- [Request] Copy out every line that contains the word "Sørlandet".

- [Material]
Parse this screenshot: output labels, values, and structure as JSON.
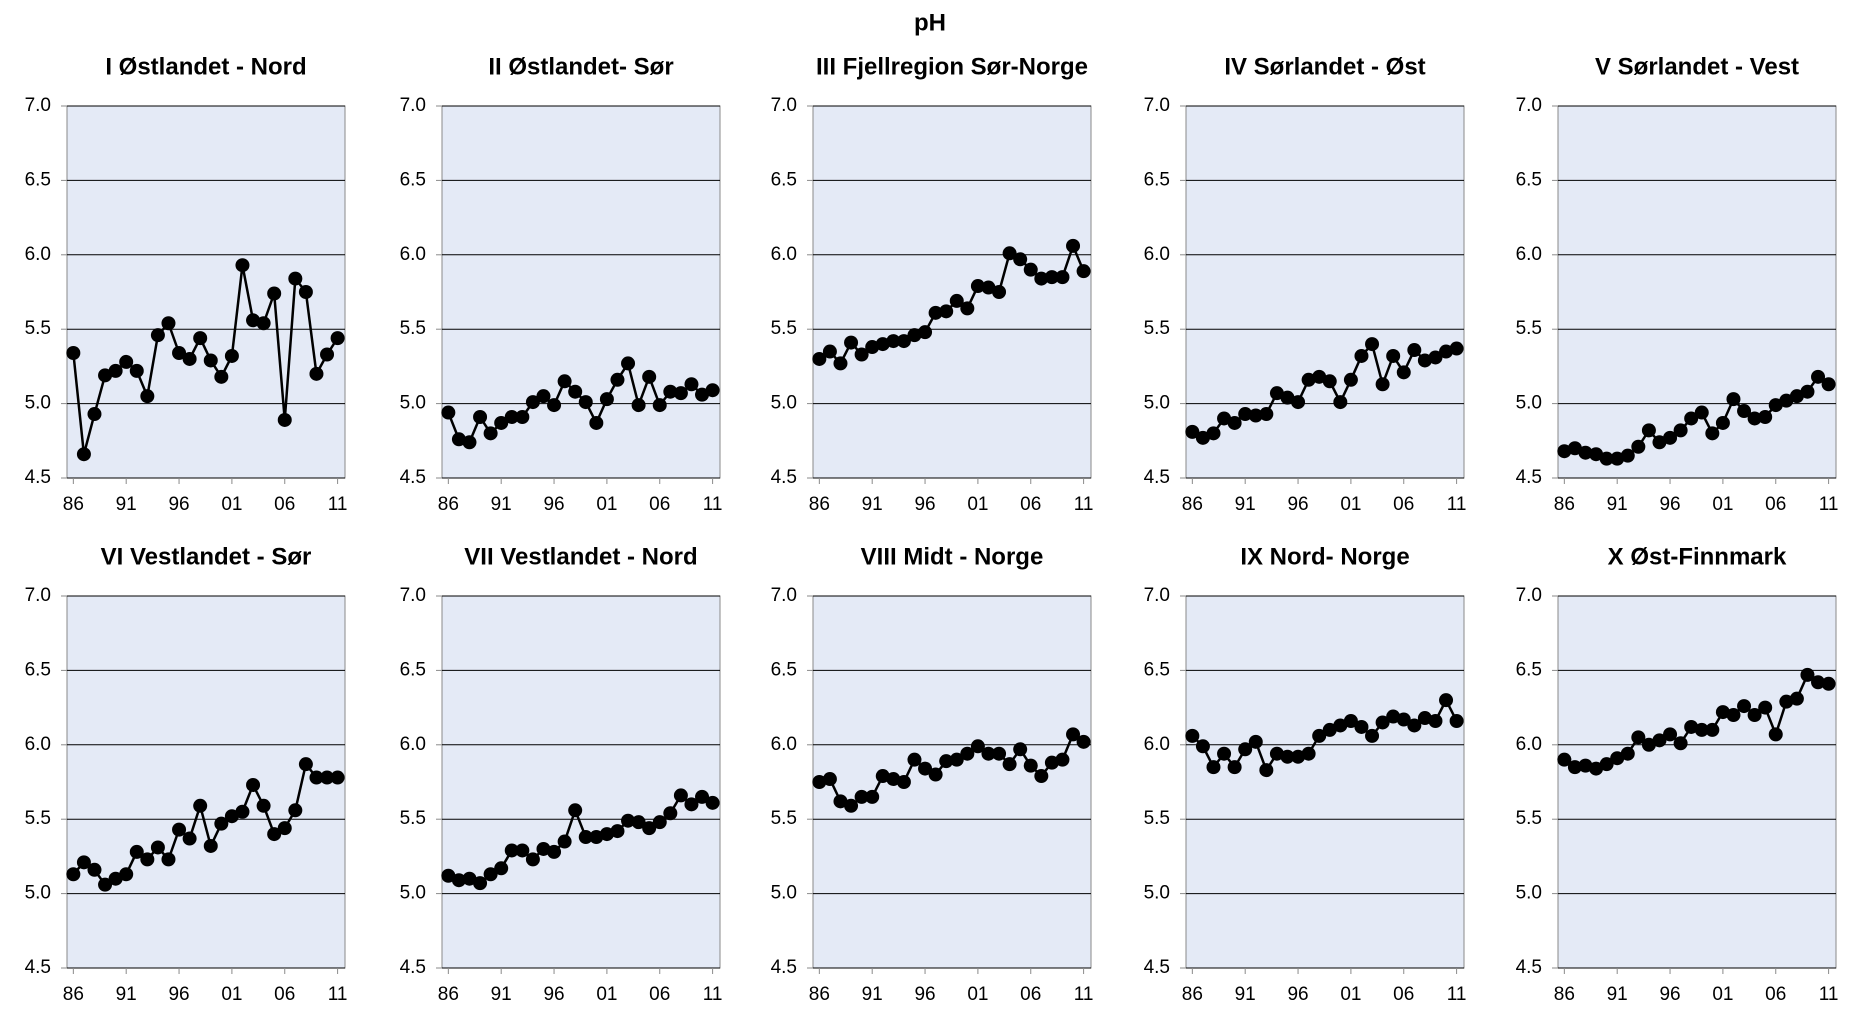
{
  "title": "pH",
  "chart_data": [
    {
      "type": "line",
      "title": "I Østlandet - Nord",
      "color": "#000000",
      "grid": true,
      "xlim": [
        1985.4,
        2011.7
      ],
      "ylim": [
        4.5,
        7
      ],
      "x": [
        1986,
        1987,
        1988,
        1989,
        1990,
        1991,
        1992,
        1993,
        1994,
        1995,
        1996,
        1997,
        1998,
        1999,
        2000,
        2001,
        2002,
        2003,
        2004,
        2005,
        2006,
        2007,
        2008,
        2009,
        2010,
        2011
      ],
      "values": [
        5.34,
        4.66,
        4.93,
        5.19,
        5.22,
        5.28,
        5.22,
        5.05,
        5.46,
        5.54,
        5.34,
        5.3,
        5.44,
        5.29,
        5.18,
        5.32,
        5.93,
        5.56,
        5.54,
        5.74,
        4.89,
        5.84,
        5.75,
        5.2,
        5.33,
        5.44
      ],
      "xticks": [
        {
          "value": 1986,
          "label": "86"
        },
        {
          "value": 1991,
          "label": "91"
        },
        {
          "value": 1996,
          "label": "96"
        },
        {
          "value": 2001,
          "label": "01"
        },
        {
          "value": 2006,
          "label": "06"
        },
        {
          "value": 2011,
          "label": "11"
        }
      ],
      "yticks": [
        4.5,
        {
          "value": 5,
          "label": "5.0"
        },
        5.5,
        {
          "value": 6,
          "label": "6.0"
        },
        6.5,
        {
          "value": 7,
          "label": "7.0"
        }
      ]
    },
    {
      "type": "line",
      "title": "II Østlandet- Sør",
      "color": "#000000",
      "grid": true,
      "xlim": [
        1985.4,
        2011.7
      ],
      "ylim": [
        4.5,
        7
      ],
      "x": [
        1986,
        1987,
        1988,
        1989,
        1990,
        1991,
        1992,
        1993,
        1994,
        1995,
        1996,
        1997,
        1998,
        1999,
        2000,
        2001,
        2002,
        2003,
        2004,
        2005,
        2006,
        2007,
        2008,
        2009,
        2010,
        2011
      ],
      "values": [
        4.94,
        4.76,
        4.74,
        4.91,
        4.8,
        4.87,
        4.91,
        4.91,
        5.01,
        5.05,
        4.99,
        5.15,
        5.08,
        5.01,
        4.87,
        5.03,
        5.16,
        5.27,
        4.99,
        5.18,
        4.99,
        5.08,
        5.07,
        5.13,
        5.06,
        5.09
      ],
      "xticks": [
        {
          "value": 1986,
          "label": "86"
        },
        {
          "value": 1991,
          "label": "91"
        },
        {
          "value": 1996,
          "label": "96"
        },
        {
          "value": 2001,
          "label": "01"
        },
        {
          "value": 2006,
          "label": "06"
        },
        {
          "value": 2011,
          "label": "11"
        }
      ],
      "yticks": [
        4.5,
        {
          "value": 5,
          "label": "5.0"
        },
        5.5,
        {
          "value": 6,
          "label": "6.0"
        },
        6.5,
        {
          "value": 7,
          "label": "7.0"
        }
      ]
    },
    {
      "type": "line",
      "title": "III Fjellregion Sør-Norge",
      "color": "#000000",
      "grid": true,
      "xlim": [
        1985.4,
        2011.7
      ],
      "ylim": [
        4.5,
        7
      ],
      "x": [
        1986,
        1987,
        1988,
        1989,
        1990,
        1991,
        1992,
        1993,
        1994,
        1995,
        1996,
        1997,
        1998,
        1999,
        2000,
        2001,
        2002,
        2003,
        2004,
        2005,
        2006,
        2007,
        2008,
        2009,
        2010,
        2011
      ],
      "values": [
        5.3,
        5.35,
        5.27,
        5.41,
        5.33,
        5.38,
        5.4,
        5.42,
        5.42,
        5.46,
        5.48,
        5.61,
        5.62,
        5.69,
        5.64,
        5.79,
        5.78,
        5.75,
        6.01,
        5.97,
        5.9,
        5.84,
        5.85,
        5.85,
        6.06,
        5.89
      ],
      "xticks": [
        {
          "value": 1986,
          "label": "86"
        },
        {
          "value": 1991,
          "label": "91"
        },
        {
          "value": 1996,
          "label": "96"
        },
        {
          "value": 2001,
          "label": "01"
        },
        {
          "value": 2006,
          "label": "06"
        },
        {
          "value": 2011,
          "label": "11"
        }
      ],
      "yticks": [
        4.5,
        {
          "value": 5,
          "label": "5.0"
        },
        5.5,
        {
          "value": 6,
          "label": "6.0"
        },
        6.5,
        {
          "value": 7,
          "label": "7.0"
        }
      ]
    },
    {
      "type": "line",
      "title": "IV Sørlandet - Øst",
      "color": "#000000",
      "grid": true,
      "xlim": [
        1985.4,
        2011.7
      ],
      "ylim": [
        4.5,
        7
      ],
      "x": [
        1986,
        1987,
        1988,
        1989,
        1990,
        1991,
        1992,
        1993,
        1994,
        1995,
        1996,
        1997,
        1998,
        1999,
        2000,
        2001,
        2002,
        2003,
        2004,
        2005,
        2006,
        2007,
        2008,
        2009,
        2010,
        2011
      ],
      "values": [
        4.81,
        4.77,
        4.8,
        4.9,
        4.87,
        4.93,
        4.92,
        4.93,
        5.07,
        5.04,
        5.01,
        5.16,
        5.18,
        5.15,
        5.01,
        5.16,
        5.32,
        5.4,
        5.13,
        5.32,
        5.21,
        5.36,
        5.29,
        5.31,
        5.35,
        5.37
      ],
      "xticks": [
        {
          "value": 1986,
          "label": "86"
        },
        {
          "value": 1991,
          "label": "91"
        },
        {
          "value": 1996,
          "label": "96"
        },
        {
          "value": 2001,
          "label": "01"
        },
        {
          "value": 2006,
          "label": "06"
        },
        {
          "value": 2011,
          "label": "11"
        }
      ],
      "yticks": [
        4.5,
        {
          "value": 5,
          "label": "5.0"
        },
        5.5,
        {
          "value": 6,
          "label": "6.0"
        },
        6.5,
        {
          "value": 7,
          "label": "7.0"
        }
      ]
    },
    {
      "type": "line",
      "title": "V Sørlandet - Vest",
      "color": "#000000",
      "grid": true,
      "xlim": [
        1985.4,
        2011.7
      ],
      "ylim": [
        4.5,
        7
      ],
      "x": [
        1986,
        1987,
        1988,
        1989,
        1990,
        1991,
        1992,
        1993,
        1994,
        1995,
        1996,
        1997,
        1998,
        1999,
        2000,
        2001,
        2002,
        2003,
        2004,
        2005,
        2006,
        2007,
        2008,
        2009,
        2010,
        2011
      ],
      "values": [
        4.68,
        4.7,
        4.67,
        4.66,
        4.63,
        4.63,
        4.65,
        4.71,
        4.82,
        4.74,
        4.77,
        4.82,
        4.9,
        4.94,
        4.8,
        4.87,
        5.03,
        4.95,
        4.9,
        4.91,
        4.99,
        5.02,
        5.05,
        5.08,
        5.18,
        5.13
      ],
      "xticks": [
        {
          "value": 1986,
          "label": "86"
        },
        {
          "value": 1991,
          "label": "91"
        },
        {
          "value": 1996,
          "label": "96"
        },
        {
          "value": 2001,
          "label": "01"
        },
        {
          "value": 2006,
          "label": "06"
        },
        {
          "value": 2011,
          "label": "11"
        }
      ],
      "yticks": [
        4.5,
        {
          "value": 5,
          "label": "5.0"
        },
        5.5,
        {
          "value": 6,
          "label": "6.0"
        },
        6.5,
        {
          "value": 7,
          "label": "7.0"
        }
      ]
    },
    {
      "type": "line",
      "title": "VI Vestlandet - Sør",
      "color": "#000000",
      "grid": true,
      "xlim": [
        1985.4,
        2011.7
      ],
      "ylim": [
        4.5,
        7
      ],
      "x": [
        1986,
        1987,
        1988,
        1989,
        1990,
        1991,
        1992,
        1993,
        1994,
        1995,
        1996,
        1997,
        1998,
        1999,
        2000,
        2001,
        2002,
        2003,
        2004,
        2005,
        2006,
        2007,
        2008,
        2009,
        2010,
        2011
      ],
      "values": [
        5.13,
        5.21,
        5.16,
        5.06,
        5.1,
        5.13,
        5.28,
        5.23,
        5.31,
        5.23,
        5.43,
        5.37,
        5.59,
        5.32,
        5.47,
        5.52,
        5.55,
        5.73,
        5.59,
        5.4,
        5.44,
        5.56,
        5.87,
        5.78,
        5.78,
        5.78
      ],
      "xticks": [
        {
          "value": 1986,
          "label": "86"
        },
        {
          "value": 1991,
          "label": "91"
        },
        {
          "value": 1996,
          "label": "96"
        },
        {
          "value": 2001,
          "label": "01"
        },
        {
          "value": 2006,
          "label": "06"
        },
        {
          "value": 2011,
          "label": "11"
        }
      ],
      "yticks": [
        4.5,
        {
          "value": 5,
          "label": "5.0"
        },
        5.5,
        {
          "value": 6,
          "label": "6.0"
        },
        6.5,
        {
          "value": 7,
          "label": "7.0"
        }
      ]
    },
    {
      "type": "line",
      "title": "VII Vestlandet - Nord",
      "color": "#000000",
      "grid": true,
      "xlim": [
        1985.4,
        2011.7
      ],
      "ylim": [
        4.5,
        7
      ],
      "x": [
        1986,
        1987,
        1988,
        1989,
        1990,
        1991,
        1992,
        1993,
        1994,
        1995,
        1996,
        1997,
        1998,
        1999,
        2000,
        2001,
        2002,
        2003,
        2004,
        2005,
        2006,
        2007,
        2008,
        2009,
        2010,
        2011
      ],
      "values": [
        5.12,
        5.09,
        5.1,
        5.07,
        5.13,
        5.17,
        5.29,
        5.29,
        5.23,
        5.3,
        5.28,
        5.35,
        5.56,
        5.38,
        5.38,
        5.4,
        5.42,
        5.49,
        5.48,
        5.44,
        5.48,
        5.54,
        5.66,
        5.6,
        5.65,
        5.61
      ],
      "xticks": [
        {
          "value": 1986,
          "label": "86"
        },
        {
          "value": 1991,
          "label": "91"
        },
        {
          "value": 1996,
          "label": "96"
        },
        {
          "value": 2001,
          "label": "01"
        },
        {
          "value": 2006,
          "label": "06"
        },
        {
          "value": 2011,
          "label": "11"
        }
      ],
      "yticks": [
        4.5,
        {
          "value": 5,
          "label": "5.0"
        },
        5.5,
        {
          "value": 6,
          "label": "6.0"
        },
        6.5,
        {
          "value": 7,
          "label": "7.0"
        }
      ]
    },
    {
      "type": "line",
      "title": "VIII Midt - Norge",
      "color": "#000000",
      "grid": true,
      "xlim": [
        1985.4,
        2011.7
      ],
      "ylim": [
        4.5,
        7
      ],
      "x": [
        1986,
        1987,
        1988,
        1989,
        1990,
        1991,
        1992,
        1993,
        1994,
        1995,
        1996,
        1997,
        1998,
        1999,
        2000,
        2001,
        2002,
        2003,
        2004,
        2005,
        2006,
        2007,
        2008,
        2009,
        2010,
        2011
      ],
      "values": [
        5.75,
        5.77,
        5.62,
        5.59,
        5.65,
        5.65,
        5.79,
        5.77,
        5.75,
        5.9,
        5.84,
        5.8,
        5.89,
        5.9,
        5.94,
        5.99,
        5.94,
        5.94,
        5.87,
        5.97,
        5.86,
        5.79,
        5.88,
        5.9,
        6.07,
        6.02
      ],
      "xticks": [
        {
          "value": 1986,
          "label": "86"
        },
        {
          "value": 1991,
          "label": "91"
        },
        {
          "value": 1996,
          "label": "96"
        },
        {
          "value": 2001,
          "label": "01"
        },
        {
          "value": 2006,
          "label": "06"
        },
        {
          "value": 2011,
          "label": "11"
        }
      ],
      "yticks": [
        4.5,
        {
          "value": 5,
          "label": "5.0"
        },
        5.5,
        {
          "value": 6,
          "label": "6.0"
        },
        6.5,
        {
          "value": 7,
          "label": "7.0"
        }
      ]
    },
    {
      "type": "line",
      "title": "IX Nord- Norge",
      "color": "#000000",
      "grid": true,
      "xlim": [
        1985.4,
        2011.7
      ],
      "ylim": [
        4.5,
        7
      ],
      "x": [
        1986,
        1987,
        1988,
        1989,
        1990,
        1991,
        1992,
        1993,
        1994,
        1995,
        1996,
        1997,
        1998,
        1999,
        2000,
        2001,
        2002,
        2003,
        2004,
        2005,
        2006,
        2007,
        2008,
        2009,
        2010,
        2011
      ],
      "values": [
        6.06,
        5.99,
        5.85,
        5.94,
        5.85,
        5.97,
        6.02,
        5.83,
        5.94,
        5.92,
        5.92,
        5.94,
        6.06,
        6.1,
        6.13,
        6.16,
        6.12,
        6.06,
        6.15,
        6.19,
        6.17,
        6.13,
        6.18,
        6.16,
        6.3,
        6.16
      ],
      "xticks": [
        {
          "value": 1986,
          "label": "86"
        },
        {
          "value": 1991,
          "label": "91"
        },
        {
          "value": 1996,
          "label": "96"
        },
        {
          "value": 2001,
          "label": "01"
        },
        {
          "value": 2006,
          "label": "06"
        },
        {
          "value": 2011,
          "label": "11"
        }
      ],
      "yticks": [
        4.5,
        {
          "value": 5,
          "label": "5.0"
        },
        5.5,
        {
          "value": 6,
          "label": "6.0"
        },
        6.5,
        {
          "value": 7,
          "label": "7.0"
        }
      ]
    },
    {
      "type": "line",
      "title": "X Øst-Finnmark",
      "color": "#000000",
      "grid": true,
      "xlim": [
        1985.4,
        2011.7
      ],
      "ylim": [
        4.5,
        7
      ],
      "x": [
        1986,
        1987,
        1988,
        1989,
        1990,
        1991,
        1992,
        1993,
        1994,
        1995,
        1996,
        1997,
        1998,
        1999,
        2000,
        2001,
        2002,
        2003,
        2004,
        2005,
        2006,
        2007,
        2008,
        2009,
        2010,
        2011
      ],
      "values": [
        5.9,
        5.85,
        5.86,
        5.84,
        5.87,
        5.91,
        5.94,
        6.05,
        6.0,
        6.03,
        6.07,
        6.01,
        6.12,
        6.1,
        6.1,
        6.22,
        6.2,
        6.26,
        6.2,
        6.25,
        6.07,
        6.29,
        6.31,
        6.47,
        6.42,
        6.41
      ],
      "xticks": [
        {
          "value": 1986,
          "label": "86"
        },
        {
          "value": 1991,
          "label": "91"
        },
        {
          "value": 1996,
          "label": "96"
        },
        {
          "value": 2001,
          "label": "01"
        },
        {
          "value": 2006,
          "label": "06"
        },
        {
          "value": 2011,
          "label": "11"
        }
      ],
      "yticks": [
        4.5,
        {
          "value": 5,
          "label": "5.0"
        },
        5.5,
        {
          "value": 6,
          "label": "6.0"
        },
        6.5,
        {
          "value": 7,
          "label": "7.0"
        }
      ]
    }
  ]
}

- [Exercise answer]
      "title": "IV Sørlandet - Øst",
      "title": "V Sørlandet - Vest",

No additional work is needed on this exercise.